● YOUR OBJECTIVE
Give the material again in full, matching it exactly.

** start PROVIDED RECORDS **

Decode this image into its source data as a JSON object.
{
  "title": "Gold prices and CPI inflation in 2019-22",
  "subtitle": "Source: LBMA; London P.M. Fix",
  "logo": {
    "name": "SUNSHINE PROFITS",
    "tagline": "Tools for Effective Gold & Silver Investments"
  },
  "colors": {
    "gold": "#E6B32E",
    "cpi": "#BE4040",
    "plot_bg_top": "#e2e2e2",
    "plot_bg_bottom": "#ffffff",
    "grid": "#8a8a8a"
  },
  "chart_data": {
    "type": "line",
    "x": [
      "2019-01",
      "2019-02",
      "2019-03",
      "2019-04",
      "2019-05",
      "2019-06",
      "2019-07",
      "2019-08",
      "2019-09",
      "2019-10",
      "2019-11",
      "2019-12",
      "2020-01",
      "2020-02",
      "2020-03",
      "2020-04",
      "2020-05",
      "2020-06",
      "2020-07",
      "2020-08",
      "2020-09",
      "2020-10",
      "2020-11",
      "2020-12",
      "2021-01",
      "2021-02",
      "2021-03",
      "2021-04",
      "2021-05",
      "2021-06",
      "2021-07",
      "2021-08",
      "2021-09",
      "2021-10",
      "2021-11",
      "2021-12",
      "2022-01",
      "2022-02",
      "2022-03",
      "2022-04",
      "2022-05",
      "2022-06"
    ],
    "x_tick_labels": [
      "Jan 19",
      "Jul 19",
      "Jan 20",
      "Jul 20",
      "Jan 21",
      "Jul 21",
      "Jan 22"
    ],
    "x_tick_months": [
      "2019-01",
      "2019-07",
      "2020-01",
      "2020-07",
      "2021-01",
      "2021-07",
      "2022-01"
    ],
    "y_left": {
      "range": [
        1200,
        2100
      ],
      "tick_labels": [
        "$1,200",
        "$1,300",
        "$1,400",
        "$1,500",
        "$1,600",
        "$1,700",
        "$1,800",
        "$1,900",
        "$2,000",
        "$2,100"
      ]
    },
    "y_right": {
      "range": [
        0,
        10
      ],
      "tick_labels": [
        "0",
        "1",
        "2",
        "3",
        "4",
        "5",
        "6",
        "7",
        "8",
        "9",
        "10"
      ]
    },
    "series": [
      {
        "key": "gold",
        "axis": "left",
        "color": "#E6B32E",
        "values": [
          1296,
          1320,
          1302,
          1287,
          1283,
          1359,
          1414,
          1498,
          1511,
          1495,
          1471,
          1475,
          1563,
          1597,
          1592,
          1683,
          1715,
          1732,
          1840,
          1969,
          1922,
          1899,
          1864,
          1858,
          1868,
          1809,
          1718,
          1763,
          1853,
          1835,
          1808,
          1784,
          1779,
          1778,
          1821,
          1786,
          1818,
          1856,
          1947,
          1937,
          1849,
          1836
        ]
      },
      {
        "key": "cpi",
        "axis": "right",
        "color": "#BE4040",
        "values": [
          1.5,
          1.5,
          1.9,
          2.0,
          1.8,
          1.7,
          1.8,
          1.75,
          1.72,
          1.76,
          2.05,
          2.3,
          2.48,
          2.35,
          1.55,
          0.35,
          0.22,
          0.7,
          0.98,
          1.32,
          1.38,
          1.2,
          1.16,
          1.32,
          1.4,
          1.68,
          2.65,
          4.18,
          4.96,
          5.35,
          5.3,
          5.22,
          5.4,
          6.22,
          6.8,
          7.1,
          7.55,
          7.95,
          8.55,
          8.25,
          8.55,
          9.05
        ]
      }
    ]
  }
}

** end PROVIDED RECORDS **

● IN RESPONSE
Decode this image into its source data as a JSON object.
{
  "title": "Gold prices and CPI inflation in 2019-22",
  "subtitle": "Source: LBMA; London P.M. Fix",
  "logo": {
    "name": "SUNSHINE PROFITS",
    "tagline": "Tools for Effective Gold & Silver Investments"
  },
  "colors": {
    "gold": "#E6B32E",
    "cpi": "#BE4040",
    "plot_bg_top": "#e2e2e2",
    "plot_bg_bottom": "#ffffff",
    "grid": "#8a8a8a"
  },
  "chart_data": {
    "type": "line",
    "x": [
      "2019-01",
      "2019-02",
      "2019-03",
      "2019-04",
      "2019-05",
      "2019-06",
      "2019-07",
      "2019-08",
      "2019-09",
      "2019-10",
      "2019-11",
      "2019-12",
      "2020-01",
      "2020-02",
      "2020-03",
      "2020-04",
      "2020-05",
      "2020-06",
      "2020-07",
      "2020-08",
      "2020-09",
      "2020-10",
      "2020-11",
      "2020-12",
      "2021-01",
      "2021-02",
      "2021-03",
      "2021-04",
      "2021-05",
      "2021-06",
      "2021-07",
      "2021-08",
      "2021-09",
      "2021-10",
      "2021-11",
      "2021-12",
      "2022-01",
      "2022-02",
      "2022-03",
      "2022-04",
      "2022-05",
      "2022-06"
    ],
    "x_tick_labels": [
      "Jan 19",
      "Jul 19",
      "Jan 20",
      "Jul 20",
      "Jan 21",
      "Jul 21",
      "Jan 22"
    ],
    "x_tick_months": [
      "2019-01",
      "2019-07",
      "2020-01",
      "2020-07",
      "2021-01",
      "2021-07",
      "2022-01"
    ],
    "y_left": {
      "range": [
        1200,
        2100
      ],
      "tick_labels": [
        "$1,200",
        "$1,300",
        "$1,400",
        "$1,500",
        "$1,600",
        "$1,700",
        "$1,800",
        "$1,900",
        "$2,000",
        "$2,100"
      ]
    },
    "y_right": {
      "range": [
        0,
        10
      ],
      "tick_labels": [
        "0",
        "1",
        "2",
        "3",
        "4",
        "5",
        "6",
        "7",
        "8",
        "9",
        "10"
      ]
    },
    "series": [
      {
        "key": "gold",
        "axis": "left",
        "color": "#E6B32E",
        "values": [
          1296,
          1320,
          1302,
          1287,
          1283,
          1359,
          1414,
          1498,
          1511,
          1495,
          1471,
          1475,
          1563,
          1597,
          1592,
          1683,
          1715,
          1732,
          1840,
          1969,
          1922,
          1899,
          1864,
          1858,
          1868,
          1809,
          1718,
          1763,
          1853,
          1835,
          1808,
          1784,
          1779,
          1778,
          1821,
          1786,
          1818,
          1856,
          1947,
          1937,
          1849,
          1836
        ]
      },
      {
        "key": "cpi",
        "axis": "right",
        "color": "#BE4040",
        "values": [
          1.5,
          1.5,
          1.9,
          2.0,
          1.8,
          1.7,
          1.8,
          1.75,
          1.72,
          1.76,
          2.05,
          2.3,
          2.48,
          2.35,
          1.55,
          0.35,
          0.22,
          0.7,
          0.98,
          1.32,
          1.38,
          1.2,
          1.16,
          1.32,
          1.4,
          1.68,
          2.65,
          4.18,
          4.96,
          5.35,
          5.3,
          5.22,
          5.4,
          6.22,
          6.8,
          7.1,
          7.55,
          7.95,
          8.55,
          8.25,
          8.55,
          9.05
        ]
      }
    ]
  }
}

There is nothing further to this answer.